▶ Consignes:
1 - Mettez dans une liste JSON de chaînes les lignes du listing qui commencent au début de celui-ci et se terminent à la ligne contenant "- phone label: eSIM: [1102, 375, 1214, 428]", toutes deux incluses. Comptez une chaîne par ligne et laissez de côté les lignes vides.
2 - Donnez, s'il vous plaît, la suite du texte sur la fusion de la France et de l'Allemagne à partir de l'endroit où il s'arrête.

▶ Extrait de page:

________

29 novembre 2006

Un rêve : la fusion de la France et de l'Allemagne


Bien qu'étant néfaste quand elle est surexploitée dans le débat politique, l'utopie est un moteur nécessaire pour avoir une vision de long terme. Les rêves sont mieux à même de guider les hommes que les réalités froides. Je vais essayer d'exprimer ici un des rêves politiques que je caresse depuis plusieurs années et que j'essaye de formaliser : la fusion des Etats Français et Allemand. L'objet de cet article n'est pas de présenter un projet détaillé mais de jeter les bases d'une réflexion qu'il conviendra d'approfondir.

Commençons par un constat à la fois simple et indiscutable : la France et l'Allemagne sont les deux principales puissances d'Europe continentale, elles sont désormais liées par une grande amitié, elles possèdent des cultures assez proches et partagent les mêmes valeurs. Ainsi, il va pour moi sans dire que si la France doit un jour fusionner avec un autre pays, ce ne peut être qu'avec l'Allemagne, et réciproquement.

________

(Données de placement des éléments)
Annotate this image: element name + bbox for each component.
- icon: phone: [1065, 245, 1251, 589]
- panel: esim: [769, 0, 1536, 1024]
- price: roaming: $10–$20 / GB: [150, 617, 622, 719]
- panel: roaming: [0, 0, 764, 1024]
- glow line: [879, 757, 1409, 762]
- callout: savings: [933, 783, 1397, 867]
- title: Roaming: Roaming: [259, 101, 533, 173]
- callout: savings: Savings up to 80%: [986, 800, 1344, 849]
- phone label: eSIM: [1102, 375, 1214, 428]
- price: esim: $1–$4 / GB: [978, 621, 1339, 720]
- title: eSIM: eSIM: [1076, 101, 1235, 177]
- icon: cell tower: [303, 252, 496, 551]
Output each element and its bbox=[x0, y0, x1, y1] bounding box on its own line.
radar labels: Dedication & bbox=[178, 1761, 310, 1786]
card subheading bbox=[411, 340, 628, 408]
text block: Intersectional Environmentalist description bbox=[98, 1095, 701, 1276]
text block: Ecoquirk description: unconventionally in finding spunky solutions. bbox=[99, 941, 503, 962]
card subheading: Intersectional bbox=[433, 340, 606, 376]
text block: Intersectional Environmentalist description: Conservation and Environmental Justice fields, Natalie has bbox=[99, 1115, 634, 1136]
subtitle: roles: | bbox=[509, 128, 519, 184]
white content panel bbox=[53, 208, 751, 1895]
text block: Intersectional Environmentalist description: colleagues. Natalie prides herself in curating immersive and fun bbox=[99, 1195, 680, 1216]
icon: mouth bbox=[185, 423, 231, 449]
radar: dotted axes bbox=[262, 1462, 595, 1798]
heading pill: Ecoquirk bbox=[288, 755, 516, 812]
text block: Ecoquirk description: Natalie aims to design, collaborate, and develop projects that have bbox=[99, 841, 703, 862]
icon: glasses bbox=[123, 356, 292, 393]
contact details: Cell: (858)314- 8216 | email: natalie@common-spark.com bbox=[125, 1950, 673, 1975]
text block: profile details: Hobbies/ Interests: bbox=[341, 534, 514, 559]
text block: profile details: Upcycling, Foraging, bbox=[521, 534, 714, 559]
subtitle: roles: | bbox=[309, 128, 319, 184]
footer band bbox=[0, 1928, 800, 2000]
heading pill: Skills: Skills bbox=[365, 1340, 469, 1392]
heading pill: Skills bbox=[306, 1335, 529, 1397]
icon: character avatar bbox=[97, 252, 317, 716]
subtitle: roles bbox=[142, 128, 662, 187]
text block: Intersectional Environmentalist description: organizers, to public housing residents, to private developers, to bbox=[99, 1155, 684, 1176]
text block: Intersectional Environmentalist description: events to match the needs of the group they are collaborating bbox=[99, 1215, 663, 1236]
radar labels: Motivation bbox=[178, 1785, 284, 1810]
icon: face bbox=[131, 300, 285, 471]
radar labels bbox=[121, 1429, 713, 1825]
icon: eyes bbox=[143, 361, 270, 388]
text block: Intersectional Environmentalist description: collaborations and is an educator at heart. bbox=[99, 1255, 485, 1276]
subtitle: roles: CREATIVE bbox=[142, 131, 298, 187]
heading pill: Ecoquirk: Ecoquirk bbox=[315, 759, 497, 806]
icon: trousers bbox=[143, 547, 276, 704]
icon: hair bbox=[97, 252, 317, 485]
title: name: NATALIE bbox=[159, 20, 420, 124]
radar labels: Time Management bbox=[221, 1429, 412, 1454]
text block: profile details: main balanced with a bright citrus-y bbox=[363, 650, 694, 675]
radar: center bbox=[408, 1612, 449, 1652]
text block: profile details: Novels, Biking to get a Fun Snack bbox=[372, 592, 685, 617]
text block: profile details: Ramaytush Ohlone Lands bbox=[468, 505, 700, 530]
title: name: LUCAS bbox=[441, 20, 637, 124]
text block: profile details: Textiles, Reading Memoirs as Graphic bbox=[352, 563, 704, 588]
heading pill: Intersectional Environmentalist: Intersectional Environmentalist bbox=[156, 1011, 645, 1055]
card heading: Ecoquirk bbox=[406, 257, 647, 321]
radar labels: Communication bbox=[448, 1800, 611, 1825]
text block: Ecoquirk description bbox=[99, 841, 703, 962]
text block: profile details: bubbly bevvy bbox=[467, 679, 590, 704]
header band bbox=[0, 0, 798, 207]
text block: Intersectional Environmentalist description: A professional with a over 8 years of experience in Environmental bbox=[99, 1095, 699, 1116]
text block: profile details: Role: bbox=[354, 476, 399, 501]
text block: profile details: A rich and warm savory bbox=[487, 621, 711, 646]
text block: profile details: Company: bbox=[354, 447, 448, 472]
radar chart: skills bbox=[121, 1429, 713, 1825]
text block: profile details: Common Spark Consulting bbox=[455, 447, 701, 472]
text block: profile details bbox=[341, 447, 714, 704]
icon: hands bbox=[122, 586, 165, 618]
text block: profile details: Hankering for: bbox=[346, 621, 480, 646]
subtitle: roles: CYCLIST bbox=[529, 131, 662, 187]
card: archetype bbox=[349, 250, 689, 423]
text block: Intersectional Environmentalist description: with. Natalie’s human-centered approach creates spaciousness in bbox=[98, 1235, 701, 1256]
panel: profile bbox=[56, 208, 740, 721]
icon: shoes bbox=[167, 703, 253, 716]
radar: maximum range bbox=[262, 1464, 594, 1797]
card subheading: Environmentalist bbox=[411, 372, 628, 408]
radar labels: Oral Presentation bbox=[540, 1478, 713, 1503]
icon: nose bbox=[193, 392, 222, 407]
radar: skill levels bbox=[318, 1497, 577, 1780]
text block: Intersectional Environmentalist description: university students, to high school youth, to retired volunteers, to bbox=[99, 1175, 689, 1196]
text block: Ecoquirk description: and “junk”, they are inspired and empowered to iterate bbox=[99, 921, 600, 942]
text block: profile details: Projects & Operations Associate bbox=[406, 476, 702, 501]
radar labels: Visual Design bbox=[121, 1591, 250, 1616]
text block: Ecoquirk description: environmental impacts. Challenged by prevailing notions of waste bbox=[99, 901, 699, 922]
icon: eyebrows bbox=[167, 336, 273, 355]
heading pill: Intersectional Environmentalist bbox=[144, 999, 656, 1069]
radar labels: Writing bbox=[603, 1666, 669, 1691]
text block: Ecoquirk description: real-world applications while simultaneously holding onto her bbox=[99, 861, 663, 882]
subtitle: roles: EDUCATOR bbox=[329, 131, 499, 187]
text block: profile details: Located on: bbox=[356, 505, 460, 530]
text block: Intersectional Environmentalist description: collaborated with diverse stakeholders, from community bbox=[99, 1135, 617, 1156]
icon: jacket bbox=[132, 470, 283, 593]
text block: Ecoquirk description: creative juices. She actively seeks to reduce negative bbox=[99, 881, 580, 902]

________

▶ Réponses:
1 -
[
  "Annotate this image: element name + bbox for each component.",
  "- icon: phone: [1065, 245, 1251, 589]",
  "- panel: esim: [769, 0, 1536, 1024]",
  "- price: roaming: $10–$20 / GB: [150, 617, 622, 719]",
  "- panel: roaming: [0, 0, 764, 1024]",
  "- glow line: [879, 757, 1409, 762]",
  "- callout: savings: [933, 783, 1397, 867]",
  "- title: Roaming: Roaming: [259, 101, 533, 173]",
  "- callout: savings: Savings up to 80%: [986, 800, 1344, 849]",
  "- phone label: eSIM: [1102, 375, 1214, 428]"
]

2 -
Mais à quoi bon vouloir fusionner ? Pourquoi ne pas en rester aux nations telles qu'elles existent aujourd'hui ou, au contraire, envisager un Etat supra-national paneuropéen ? A la première question, je répondrai que dans la mondialisation, la taille des entités politiques revêt un caractère essentiel. En effet, avec l'interdépendance des nations, tout devient très vite un rapport de force entre deux puissances. Ce qui fait la force d'un Etat, c'est sa population, son PIB, son territoire et son niveau technologique, une fusion entre la France et l'Allemagne augmenterait naturellement tous ces indicateurs. Pour exemple, le nouvel ensemble ainsi constitué serait la deuxième puissance économique (entre les Etats-Unis et le Japon), le septième pays le plus peuplé (contre 14 et 20 aujourd'hui),... De plus, les complémentarités des deux pays sont assez fortes : l'Allemagne a beaucoup de PME qui exportent tandis que la France a des champions nationaux dans la quasi-totalité des secteurs (sauf les nouvelles technologies), l'Allemagne exporte beaucoup dans le monde alors que la France le fait surtout à l'intérieur de l'Europe.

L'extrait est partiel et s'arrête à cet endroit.